→ REQUIREMENTS
Copy out the data below verbatim.

====== MATERIALS PROVIDED

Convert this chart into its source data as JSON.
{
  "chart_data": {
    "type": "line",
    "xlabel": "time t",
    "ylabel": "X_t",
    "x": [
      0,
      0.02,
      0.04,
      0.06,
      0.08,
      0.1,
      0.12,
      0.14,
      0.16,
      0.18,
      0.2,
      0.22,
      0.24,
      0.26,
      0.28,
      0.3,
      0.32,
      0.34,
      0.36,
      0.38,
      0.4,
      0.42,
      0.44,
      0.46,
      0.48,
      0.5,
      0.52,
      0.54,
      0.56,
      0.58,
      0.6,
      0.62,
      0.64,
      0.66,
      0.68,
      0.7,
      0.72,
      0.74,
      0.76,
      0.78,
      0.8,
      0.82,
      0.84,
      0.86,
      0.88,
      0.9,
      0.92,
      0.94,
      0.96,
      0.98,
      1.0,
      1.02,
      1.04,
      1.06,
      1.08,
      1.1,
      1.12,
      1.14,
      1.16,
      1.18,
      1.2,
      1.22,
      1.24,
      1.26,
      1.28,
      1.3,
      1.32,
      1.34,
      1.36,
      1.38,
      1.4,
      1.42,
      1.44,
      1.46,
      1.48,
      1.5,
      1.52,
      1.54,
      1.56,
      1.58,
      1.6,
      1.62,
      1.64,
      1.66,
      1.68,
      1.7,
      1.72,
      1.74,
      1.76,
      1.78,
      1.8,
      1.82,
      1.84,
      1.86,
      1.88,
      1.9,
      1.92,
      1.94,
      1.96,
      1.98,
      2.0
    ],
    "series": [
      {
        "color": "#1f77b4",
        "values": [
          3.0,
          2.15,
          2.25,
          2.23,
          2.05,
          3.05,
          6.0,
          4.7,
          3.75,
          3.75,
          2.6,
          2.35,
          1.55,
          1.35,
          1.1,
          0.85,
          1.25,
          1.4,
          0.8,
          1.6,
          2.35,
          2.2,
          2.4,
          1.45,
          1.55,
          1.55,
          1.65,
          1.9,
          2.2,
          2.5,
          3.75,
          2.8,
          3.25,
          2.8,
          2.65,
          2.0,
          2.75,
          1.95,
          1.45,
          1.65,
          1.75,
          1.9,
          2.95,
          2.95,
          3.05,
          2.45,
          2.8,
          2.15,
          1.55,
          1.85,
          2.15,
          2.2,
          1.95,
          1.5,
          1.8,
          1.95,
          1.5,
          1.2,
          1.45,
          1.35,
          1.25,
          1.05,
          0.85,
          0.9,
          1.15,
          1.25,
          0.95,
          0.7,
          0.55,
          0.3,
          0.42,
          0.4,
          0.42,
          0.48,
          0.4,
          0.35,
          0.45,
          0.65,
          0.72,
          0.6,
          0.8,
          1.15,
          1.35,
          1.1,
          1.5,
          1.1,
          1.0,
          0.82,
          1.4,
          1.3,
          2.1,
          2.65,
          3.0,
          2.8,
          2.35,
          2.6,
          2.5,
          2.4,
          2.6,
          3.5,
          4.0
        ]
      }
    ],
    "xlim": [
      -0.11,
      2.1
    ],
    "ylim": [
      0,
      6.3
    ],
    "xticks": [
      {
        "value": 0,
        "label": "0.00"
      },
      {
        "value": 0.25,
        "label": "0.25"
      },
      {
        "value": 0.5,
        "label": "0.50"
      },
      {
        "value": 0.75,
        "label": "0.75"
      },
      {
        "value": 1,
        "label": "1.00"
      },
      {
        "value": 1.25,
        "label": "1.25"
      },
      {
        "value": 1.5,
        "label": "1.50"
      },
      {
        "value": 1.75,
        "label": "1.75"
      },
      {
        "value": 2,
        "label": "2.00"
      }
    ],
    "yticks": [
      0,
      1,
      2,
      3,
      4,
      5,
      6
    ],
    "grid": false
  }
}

============

→ TASK RESULT
Convert this chart into its source data as JSON.
{
  "chart_data": {
    "type": "line",
    "xlabel": "time t",
    "ylabel": "X_t",
    "x": [
      0,
      0.02,
      0.04,
      0.06,
      0.08,
      0.1,
      0.12,
      0.14,
      0.16,
      0.18,
      0.2,
      0.22,
      0.24,
      0.26,
      0.28,
      0.3,
      0.32,
      0.34,
      0.36,
      0.38,
      0.4,
      0.42,
      0.44,
      0.46,
      0.48,
      0.5,
      0.52,
      0.54,
      0.56,
      0.58,
      0.6,
      0.62,
      0.64,
      0.66,
      0.68,
      0.7,
      0.72,
      0.74,
      0.76,
      0.78,
      0.8,
      0.82,
      0.84,
      0.86,
      0.88,
      0.9,
      0.92,
      0.94,
      0.96,
      0.98,
      1.0,
      1.02,
      1.04,
      1.06,
      1.08,
      1.1,
      1.12,
      1.14,
      1.16,
      1.18,
      1.2,
      1.22,
      1.24,
      1.26,
      1.28,
      1.3,
      1.32,
      1.34,
      1.36,
      1.38,
      1.4,
      1.42,
      1.44,
      1.46,
      1.48,
      1.5,
      1.52,
      1.54,
      1.56,
      1.58,
      1.6,
      1.62,
      1.64,
      1.66,
      1.68,
      1.7,
      1.72,
      1.74,
      1.76,
      1.78,
      1.8,
      1.82,
      1.84,
      1.86,
      1.88,
      1.9,
      1.92,
      1.94,
      1.96,
      1.98,
      2.0
    ],
    "series": [
      {
        "color": "#1f77b4",
        "values": [
          3.0,
          2.15,
          2.25,
          2.23,
          2.05,
          3.05,
          6.0,
          4.7,
          3.75,
          3.75,
          2.6,
          2.35,
          1.55,
          1.35,
          1.1,
          0.85,
          1.25,
          1.4,
          0.8,
          1.6,
          2.35,
          2.2,
          2.4,
          1.45,
          1.55,
          1.55,
          1.65,
          1.9,
          2.2,
          2.5,
          3.75,
          2.8,
          3.25,
          2.8,
          2.65,
          2.0,
          2.75,
          1.95,
          1.45,
          1.65,
          1.75,
          1.9,
          2.95,
          2.95,
          3.05,
          2.45,
          2.8,
          2.15,
          1.55,
          1.85,
          2.15,
          2.2,
          1.95,
          1.5,
          1.8,
          1.95,
          1.5,
          1.2,
          1.45,
          1.35,
          1.25,
          1.05,
          0.85,
          0.9,
          1.15,
          1.25,
          0.95,
          0.7,
          0.55,
          0.3,
          0.42,
          0.4,
          0.42,
          0.48,
          0.4,
          0.35,
          0.45,
          0.65,
          0.72,
          0.6,
          0.8,
          1.15,
          1.35,
          1.1,
          1.5,
          1.1,
          1.0,
          0.82,
          1.4,
          1.3,
          2.1,
          2.65,
          3.0,
          2.8,
          2.35,
          2.6,
          2.5,
          2.4,
          2.6,
          3.5,
          4.0
        ]
      }
    ],
    "xlim": [
      -0.11,
      2.1
    ],
    "ylim": [
      0,
      6.3
    ],
    "xticks": [
      {
        "value": 0,
        "label": "0.00"
      },
      {
        "value": 0.25,
        "label": "0.25"
      },
      {
        "value": 0.5,
        "label": "0.50"
      },
      {
        "value": 0.75,
        "label": "0.75"
      },
      {
        "value": 1,
        "label": "1.00"
      },
      {
        "value": 1.25,
        "label": "1.25"
      },
      {
        "value": 1.5,
        "label": "1.50"
      },
      {
        "value": 1.75,
        "label": "1.75"
      },
      {
        "value": 2,
        "label": "2.00"
      }
    ],
    "yticks": [
      0,
      1,
      2,
      3,
      4,
      5,
      6
    ],
    "grid": false
  }
}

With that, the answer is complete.